[DOCUMENT PASSAGE start]

This is my version of the roasted turkey we had every Christmas back home. I used to marinate it with a pre-made spice mix, stout, and Coke (I know…). A while ago I tested a recipe for charcoal chicken and I thought “this tastes like Christmas turkey”, so I tweaked the recipe and the result was very damn close.

Peruvian-spiced Christmas turkey

Peruvian-spiced Christmas turkey

This recipe requires brining the turkey for 24 hours, so plan ahead.
Prep Time 13 minutes
Cook Time 3 hours 10 minutes
Brining time 1 day


  • 1 small turkey (~4 kg)


  • 4 litres water
  • 1 cup coarse rock salt


  • 1 tbsp rosemary
  • 1 tbsp salt
  • 1 tsp ground cumin
  • 2 tbsp tamari
  • 1 tsp freshly ground black pepper
  • 1/2 cup pisco substitute grappa or brandy
  • 4 tbsp red wine vinegar
  • 2 tbsp minced garlic
  • 1 tbsp ají panca paste substitute any red chili paste


  • 3 tbsp butter


  • Prepare the brine by mixing the salt and water in a large container. Rinse the turkey, place it in the container making sure it's covered by the brine, and place in refrigerator for 24 hours.
  • When ready to cook, preheat oven to 180°C.
  • Mix the marinade ingredients in a blender or food processor.
  • Rinse turkey and pat-dry. Rub with marinade and put it in a deep tray, breast side down.
  • Top with dollops of butter and place in the oven. Cook for approximately 70 minutes, basting with the liquid every half an hour.
  • Turn the turkey breast side up and cook for another 70 minutes, basting with the liquid every half an hour.
  • Turn off oven, let turkey sit for 15 minutes or so. Then take it out and cover with foil. Let rest for 15 minutes before carving.
  • Enjoy with applesauce and your favourite salad.

[DOCUMENT PASSAGE end]
[AVAILABLE DATA start]

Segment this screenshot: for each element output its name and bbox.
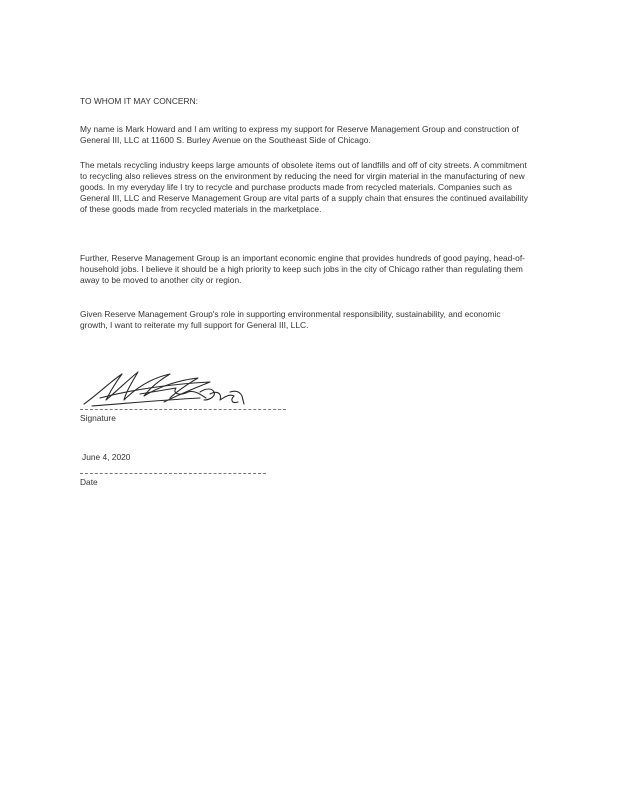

[AVAILABLE DATA end]

■ TASK SET
**A.** Translate this sentence from the turkey recipe into Spanish: "This recipe requires brining the turkey for 24 hours, so plan ahead."
**B.** In the turkey recipe, switch "charcoal chicken" to "rotisserie chicken" in the part that begins at the words "This is my version" and stops after "turkey (~4 kg)".
**C.** According to the turkey recipe, why is it necessary to plan ahead?

■ EXERCISE RESULTS
**A.** Esta receta requiere dejar el pavo en salmuera durante 24 horas, así que planifica con antelación.

**B.**
This is my version of the roasted turkey we had every Christmas back home. I used to marinate it with a pre-made spice mix, stout, and Coke (I know…). A while ago I tested a recipe for rotisserie chicken and I thought “this tastes like Christmas turkey”, so I tweaked the recipe and the result was very damn close.

Peruvian-spiced Christmas turkey

Peruvian-spiced Christmas turkey

This recipe requires brining the turkey for 24 hours, so plan ahead.
Prep Time 13 minutes
Cook Time 3 hours 10 minutes
Brining time 1 day


  • 1 small turkey (~4 kg)

**C.** The turkey has to be brined for 24 hours before it is cooked, so the recipe needs to be started a day in advance.